Work to complete: Leave out the pictures and repeat the data exactly.

Records provided:
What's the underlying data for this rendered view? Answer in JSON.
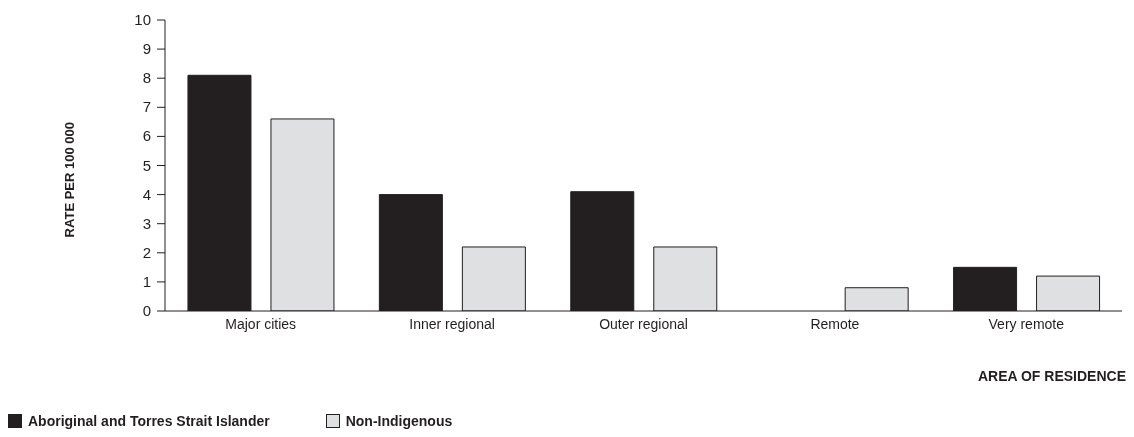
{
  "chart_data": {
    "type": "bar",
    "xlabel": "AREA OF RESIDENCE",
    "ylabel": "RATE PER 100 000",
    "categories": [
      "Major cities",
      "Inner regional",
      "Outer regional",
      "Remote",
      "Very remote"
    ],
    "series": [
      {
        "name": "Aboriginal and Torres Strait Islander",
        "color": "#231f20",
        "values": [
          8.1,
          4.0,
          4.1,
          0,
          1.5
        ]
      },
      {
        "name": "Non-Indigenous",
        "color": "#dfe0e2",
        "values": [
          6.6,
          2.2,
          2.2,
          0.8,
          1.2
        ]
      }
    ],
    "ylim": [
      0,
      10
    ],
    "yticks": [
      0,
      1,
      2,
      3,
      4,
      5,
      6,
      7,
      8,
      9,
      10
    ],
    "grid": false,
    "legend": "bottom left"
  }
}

Task response:
What's the underlying data for this rendered view? Answer in JSON.
{
  "chart_data": {
    "type": "bar",
    "xlabel": "AREA OF RESIDENCE",
    "ylabel": "RATE PER 100 000",
    "categories": [
      "Major cities",
      "Inner regional",
      "Outer regional",
      "Remote",
      "Very remote"
    ],
    "series": [
      {
        "name": "Aboriginal and Torres Strait Islander",
        "color": "#231f20",
        "values": [
          8.1,
          4.0,
          4.1,
          0,
          1.5
        ]
      },
      {
        "name": "Non-Indigenous",
        "color": "#dfe0e2",
        "values": [
          6.6,
          2.2,
          2.2,
          0.8,
          1.2
        ]
      }
    ],
    "ylim": [
      0,
      10
    ],
    "yticks": [
      0,
      1,
      2,
      3,
      4,
      5,
      6,
      7,
      8,
      9,
      10
    ],
    "grid": false,
    "legend": "bottom left"
  }
}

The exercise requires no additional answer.